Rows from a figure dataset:

+++++

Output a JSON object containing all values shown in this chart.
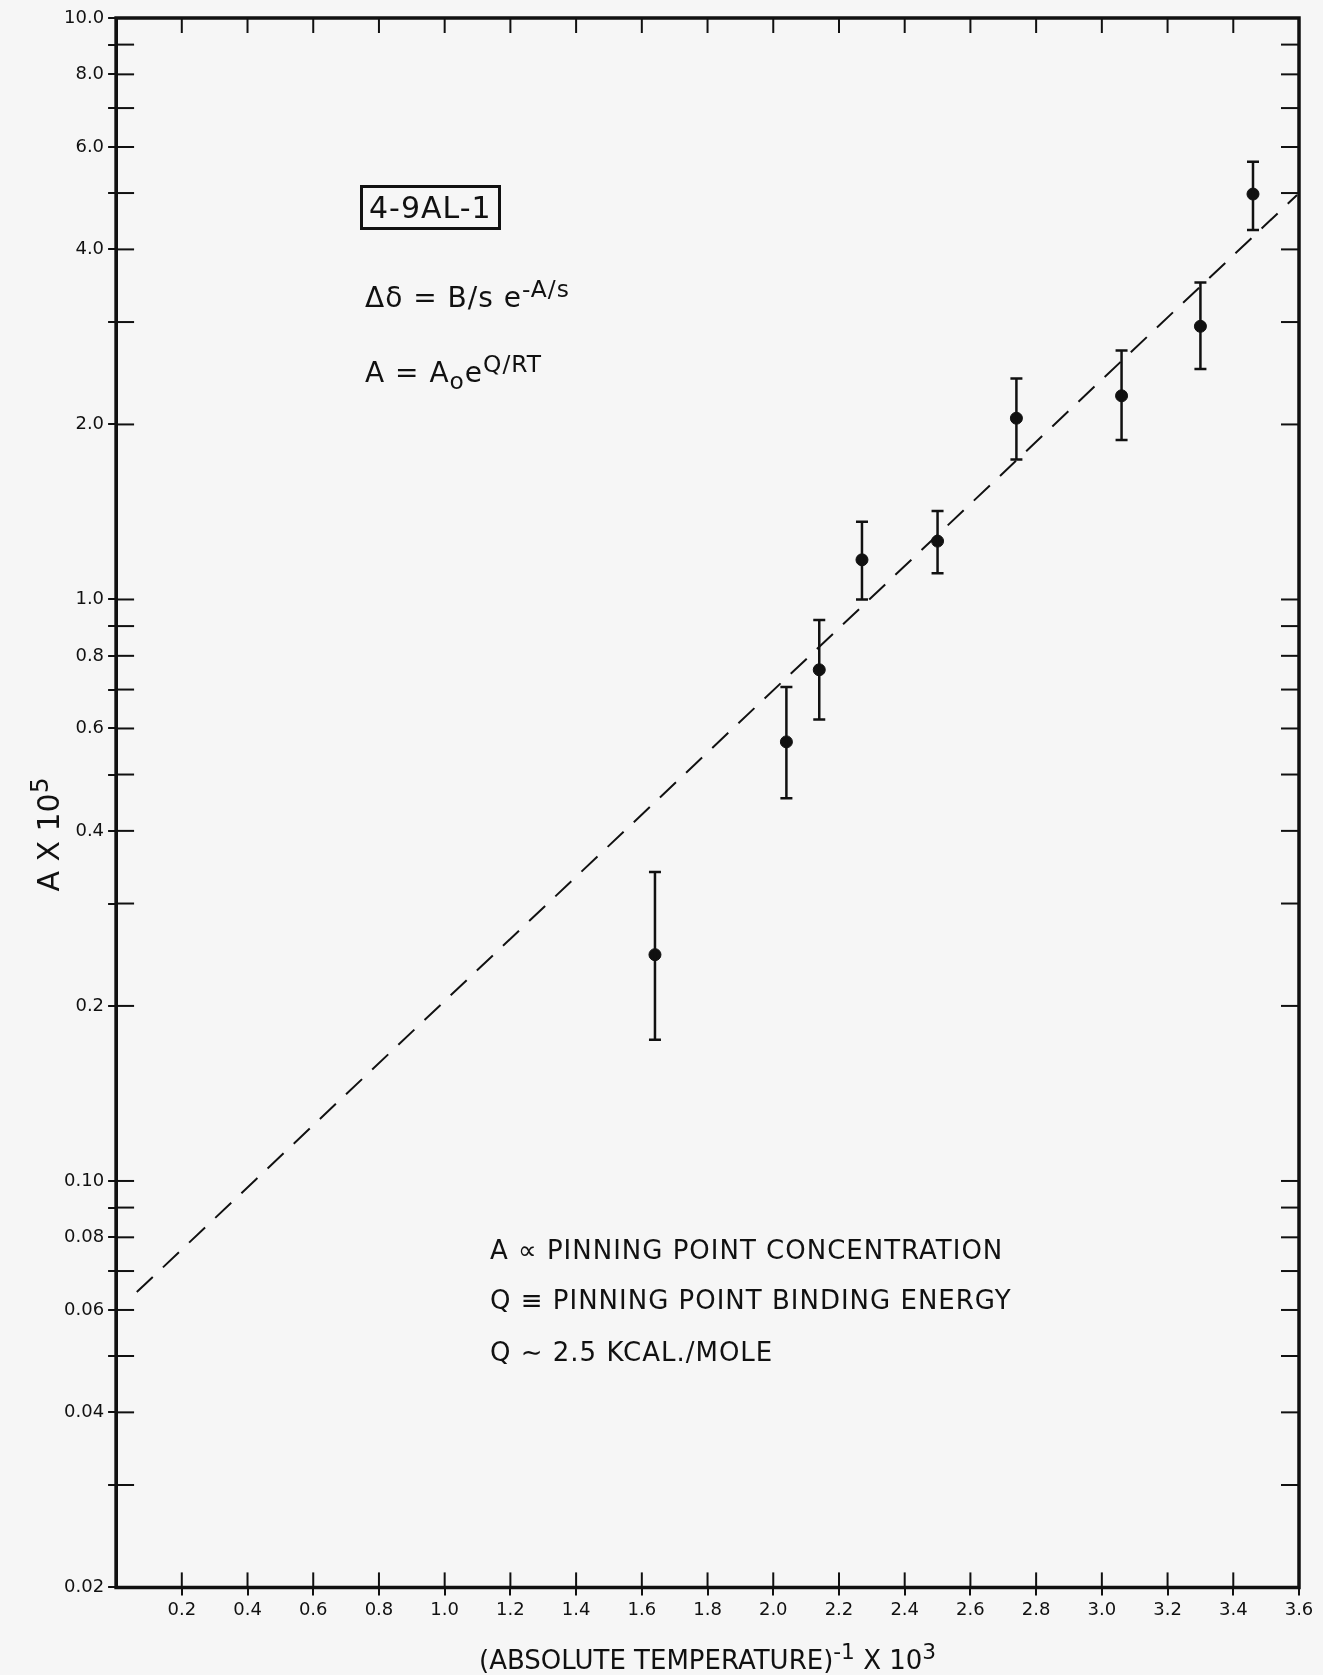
{
  "chart_data": {
    "type": "scatter",
    "xlabel": "(ABSOLUTE TEMPERATURE)$^{-1}$ X 10$^{3}$",
    "ylabel": "A X 10$^{5}$",
    "annotations": [
      "4-9AL-1",
      "Δδ = B/s e$^{-A/s}$",
      "A = A$_{o}$e$^{Q/RT}$",
      "A ∝ PINNING POINT CONCENTRATION",
      "Q ≡ PINNING POINT BINDING ENERGY",
      "Q ∼ 2.5 KCAL./MOLE"
    ],
    "log": "y",
    "grid": false,
    "legend": false,
    "marker": "circle",
    "xlim": [
      0,
      3.6
    ],
    "xticks": [
      0.2,
      0.4,
      0.6,
      0.8,
      {
        "value": 1,
        "label": "1.0"
      },
      1.2,
      1.4,
      1.6,
      1.8,
      {
        "value": 2,
        "label": "2.0"
      },
      2.2,
      2.4,
      2.6,
      2.8,
      {
        "value": 3,
        "label": "3.0"
      },
      3.2,
      3.4,
      3.6
    ],
    "ylim": [
      0.02,
      10
    ],
    "yticks": [
      {
        "value": 10,
        "label": "10.0"
      },
      {
        "value": 9,
        "label": null
      },
      {
        "value": 8,
        "label": "8.0"
      },
      {
        "value": 7,
        "label": null
      },
      {
        "value": 6,
        "label": "6.0"
      },
      {
        "value": 5,
        "label": null
      },
      {
        "value": 4,
        "label": "4.0"
      },
      {
        "value": 3,
        "label": null
      },
      {
        "value": 2,
        "label": "2.0"
      },
      {
        "value": 1,
        "label": "1.0"
      },
      {
        "value": 0.9,
        "label": null
      },
      0.8,
      {
        "value": 0.7,
        "label": null
      },
      0.6,
      {
        "value": 0.5,
        "label": null
      },
      0.4,
      {
        "value": 0.3,
        "label": null
      },
      0.2,
      {
        "value": 0.1,
        "label": "0.10"
      },
      {
        "value": 0.09,
        "label": null
      },
      0.08,
      {
        "value": 0.07,
        "label": null
      },
      0.06,
      {
        "value": 0.05,
        "label": null
      },
      0.04,
      {
        "value": 0.03,
        "label": null
      },
      0.02
    ],
    "series": [
      {
        "color": "#111111",
        "x": [
          1.64,
          2.04,
          2.14,
          2.27,
          2.5,
          2.74,
          3.06,
          3.3,
          3.46
        ],
        "values": [
          0.245,
          0.569,
          0.757,
          1.17,
          1.26,
          2.05,
          2.24,
          2.95,
          4.98
        ],
        "errors": [
          [
            0.175,
            0.34
          ],
          [
            0.455,
            0.707
          ],
          [
            0.622,
            0.922
          ],
          [
            1.0,
            1.36
          ],
          [
            1.11,
            1.42
          ],
          [
            1.74,
            2.4
          ],
          [
            1.88,
            2.68
          ],
          [
            2.49,
            3.51
          ],
          [
            4.32,
            5.66
          ]
        ]
      },
      {
        "type": "line",
        "color": "#111111",
        "line_style": "dashed",
        "marker": "none",
        "x": [
          0.063,
          3.594
        ],
        "values": [
          0.0644,
          4.96
        ]
      }
    ]
  }
}
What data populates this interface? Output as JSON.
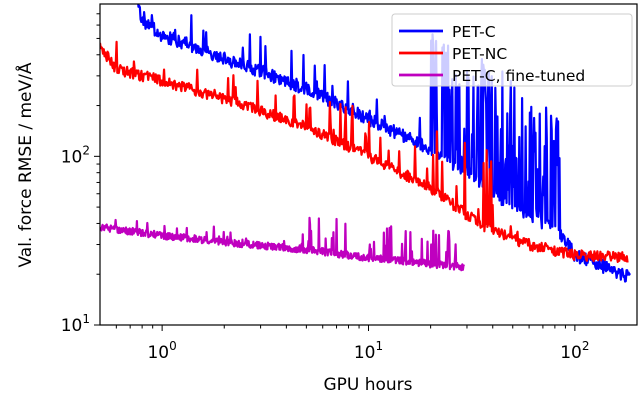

+++++

**Given instruction:**
Retype every record above exactly as written, but leave out the pictures.

**Complete response:**
Output a JSON object containing all values shown in this chart.
{
  "chart_data": {
    "type": "scatter",
    "xlabel": "(ABSOLUTE TEMPERATURE)$^{-1}$ X 10$^{3}$",
    "ylabel": "A X 10$^{5}$",
    "annotations": [
      "4-9AL-1",
      "Δδ = B/s e$^{-A/s}$",
      "A = A$_{o}$e$^{Q/RT}$",
      "A ∝ PINNING POINT CONCENTRATION",
      "Q ≡ PINNING POINT BINDING ENERGY",
      "Q ∼ 2.5 KCAL./MOLE"
    ],
    "log": "y",
    "grid": false,
    "legend": false,
    "marker": "circle",
    "xlim": [
      0,
      3.6
    ],
    "xticks": [
      0.2,
      0.4,
      0.6,
      0.8,
      {
        "value": 1,
        "label": "1.0"
      },
      1.2,
      1.4,
      1.6,
      1.8,
      {
        "value": 2,
        "label": "2.0"
      },
      2.2,
      2.4,
      2.6,
      2.8,
      {
        "value": 3,
        "label": "3.0"
      },
      3.2,
      3.4,
      3.6
    ],
    "ylim": [
      0.02,
      10
    ],
    "yticks": [
      {
        "value": 10,
        "label": "10.0"
      },
      {
        "value": 9,
        "label": null
      },
      {
        "value": 8,
        "label": "8.0"
      },
      {
        "value": 7,
        "label": null
      },
      {
        "value": 6,
        "label": "6.0"
      },
      {
        "value": 5,
        "label": null
      },
      {
        "value": 4,
        "label": "4.0"
      },
      {
        "value": 3,
        "label": null
      },
      {
        "value": 2,
        "label": "2.0"
      },
      {
        "value": 1,
        "label": "1.0"
      },
      {
        "value": 0.9,
        "label": null
      },
      0.8,
      {
        "value": 0.7,
        "label": null
      },
      0.6,
      {
        "value": 0.5,
        "label": null
      },
      0.4,
      {
        "value": 0.3,
        "label": null
      },
      0.2,
      {
        "value": 0.1,
        "label": "0.10"
      },
      {
        "value": 0.09,
        "label": null
      },
      0.08,
      {
        "value": 0.07,
        "label": null
      },
      0.06,
      {
        "value": 0.05,
        "label": null
      },
      0.04,
      {
        "value": 0.03,
        "label": null
      },
      0.02
    ],
    "series": [
      {
        "color": "#111111",
        "x": [
          1.64,
          2.04,
          2.14,
          2.27,
          2.5,
          2.74,
          3.06,
          3.3,
          3.46
        ],
        "values": [
          0.245,
          0.569,
          0.757,
          1.17,
          1.26,
          2.05,
          2.24,
          2.95,
          4.98
        ],
        "errors": [
          [
            0.175,
            0.34
          ],
          [
            0.455,
            0.707
          ],
          [
            0.622,
            0.922
          ],
          [
            1.0,
            1.36
          ],
          [
            1.11,
            1.42
          ],
          [
            1.74,
            2.4
          ],
          [
            1.88,
            2.68
          ],
          [
            2.49,
            3.51
          ],
          [
            4.32,
            5.66
          ]
        ]
      },
      {
        "type": "line",
        "color": "#111111",
        "line_style": "dashed",
        "marker": "none",
        "x": [
          0.063,
          3.594
        ],
        "values": [
          0.0644,
          4.96
        ]
      }
    ]
  }
}
What data populates this interface? Output as JSON.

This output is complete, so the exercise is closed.